### Directions for this task
Quote the whole listing verbatim.

### Recorded information
(begin)

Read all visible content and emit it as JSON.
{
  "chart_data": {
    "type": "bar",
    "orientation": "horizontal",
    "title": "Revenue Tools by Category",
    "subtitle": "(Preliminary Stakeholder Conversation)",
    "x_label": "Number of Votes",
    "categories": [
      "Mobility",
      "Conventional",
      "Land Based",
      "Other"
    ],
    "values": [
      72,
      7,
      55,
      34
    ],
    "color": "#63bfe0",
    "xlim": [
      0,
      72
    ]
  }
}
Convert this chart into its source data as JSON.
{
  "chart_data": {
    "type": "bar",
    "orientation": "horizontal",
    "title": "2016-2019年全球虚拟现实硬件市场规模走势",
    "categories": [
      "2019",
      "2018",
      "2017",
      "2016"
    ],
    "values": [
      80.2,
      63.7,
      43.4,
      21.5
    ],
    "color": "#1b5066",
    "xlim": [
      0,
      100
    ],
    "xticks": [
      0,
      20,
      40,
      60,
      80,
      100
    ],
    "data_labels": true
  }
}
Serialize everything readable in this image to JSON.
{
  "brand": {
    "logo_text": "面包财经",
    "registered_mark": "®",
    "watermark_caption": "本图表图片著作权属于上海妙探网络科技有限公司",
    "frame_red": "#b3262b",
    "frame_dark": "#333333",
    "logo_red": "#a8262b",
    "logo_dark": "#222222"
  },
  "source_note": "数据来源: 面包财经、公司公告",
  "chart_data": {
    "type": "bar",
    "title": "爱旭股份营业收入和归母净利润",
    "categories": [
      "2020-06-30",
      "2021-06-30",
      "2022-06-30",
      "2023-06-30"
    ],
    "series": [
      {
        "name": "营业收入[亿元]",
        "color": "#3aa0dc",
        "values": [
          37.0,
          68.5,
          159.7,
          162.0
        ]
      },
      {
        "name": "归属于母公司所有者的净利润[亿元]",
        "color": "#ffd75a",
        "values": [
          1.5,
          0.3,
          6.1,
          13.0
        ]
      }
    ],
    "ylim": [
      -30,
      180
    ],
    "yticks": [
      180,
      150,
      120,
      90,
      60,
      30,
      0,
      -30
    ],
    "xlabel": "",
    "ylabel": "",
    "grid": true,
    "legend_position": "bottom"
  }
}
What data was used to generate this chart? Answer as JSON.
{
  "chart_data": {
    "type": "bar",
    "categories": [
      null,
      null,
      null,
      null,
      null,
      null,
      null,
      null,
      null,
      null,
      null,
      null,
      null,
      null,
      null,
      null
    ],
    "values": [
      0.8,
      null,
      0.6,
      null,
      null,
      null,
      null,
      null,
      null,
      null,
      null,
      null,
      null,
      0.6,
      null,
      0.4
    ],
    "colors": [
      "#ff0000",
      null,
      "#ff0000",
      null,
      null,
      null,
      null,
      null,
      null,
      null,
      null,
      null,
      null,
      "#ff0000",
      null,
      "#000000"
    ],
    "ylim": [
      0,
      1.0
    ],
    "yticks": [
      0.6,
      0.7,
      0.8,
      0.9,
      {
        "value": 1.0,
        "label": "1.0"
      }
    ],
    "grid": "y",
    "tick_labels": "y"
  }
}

(end)

### Expected answer
Read all visible content and emit it as JSON.
{
  "chart_data": {
    "type": "bar",
    "orientation": "horizontal",
    "title": "Revenue Tools by Category",
    "subtitle": "(Preliminary Stakeholder Conversation)",
    "x_label": "Number of Votes",
    "categories": [
      "Mobility",
      "Conventional",
      "Land Based",
      "Other"
    ],
    "values": [
      72,
      7,
      55,
      34
    ],
    "color": "#63bfe0",
    "xlim": [
      0,
      72
    ]
  }
}
Convert this chart into its source data as JSON.
{
  "chart_data": {
    "type": "bar",
    "orientation": "horizontal",
    "title": "2016-2019年全球虚拟现实硬件市场规模走势",
    "categories": [
      "2019",
      "2018",
      "2017",
      "2016"
    ],
    "values": [
      80.2,
      63.7,
      43.4,
      21.5
    ],
    "color": "#1b5066",
    "xlim": [
      0,
      100
    ],
    "xticks": [
      0,
      20,
      40,
      60,
      80,
      100
    ],
    "data_labels": true
  }
}
Serialize everything readable in this image to JSON.
{
  "brand": {
    "logo_text": "面包财经",
    "registered_mark": "®",
    "watermark_caption": "本图表图片著作权属于上海妙探网络科技有限公司",
    "frame_red": "#b3262b",
    "frame_dark": "#333333",
    "logo_red": "#a8262b",
    "logo_dark": "#222222"
  },
  "source_note": "数据来源: 面包财经、公司公告",
  "chart_data": {
    "type": "bar",
    "title": "爱旭股份营业收入和归母净利润",
    "categories": [
      "2020-06-30",
      "2021-06-30",
      "2022-06-30",
      "2023-06-30"
    ],
    "series": [
      {
        "name": "营业收入[亿元]",
        "color": "#3aa0dc",
        "values": [
          37.0,
          68.5,
          159.7,
          162.0
        ]
      },
      {
        "name": "归属于母公司所有者的净利润[亿元]",
        "color": "#ffd75a",
        "values": [
          1.5,
          0.3,
          6.1,
          13.0
        ]
      }
    ],
    "ylim": [
      -30,
      180
    ],
    "yticks": [
      180,
      150,
      120,
      90,
      60,
      30,
      0,
      -30
    ],
    "xlabel": "",
    "ylabel": "",
    "grid": true,
    "legend_position": "bottom"
  }
}
What data was used to generate this chart? Answer as JSON.
{
  "chart_data": {
    "type": "bar",
    "categories": [
      null,
      null,
      null,
      null,
      null,
      null,
      null,
      null,
      null,
      null,
      null,
      null,
      null,
      null,
      null,
      null
    ],
    "values": [
      0.8,
      null,
      0.6,
      null,
      null,
      null,
      null,
      null,
      null,
      null,
      null,
      null,
      null,
      0.6,
      null,
      0.4
    ],
    "colors": [
      "#ff0000",
      null,
      "#ff0000",
      null,
      null,
      null,
      null,
      null,
      null,
      null,
      null,
      null,
      null,
      "#ff0000",
      null,
      "#000000"
    ],
    "ylim": [
      0,
      1.0
    ],
    "yticks": [
      0.6,
      0.7,
      0.8,
      0.9,
      {
        "value": 1.0,
        "label": "1.0"
      }
    ],
    "grid": "y",
    "tick_labels": "y"
  }
}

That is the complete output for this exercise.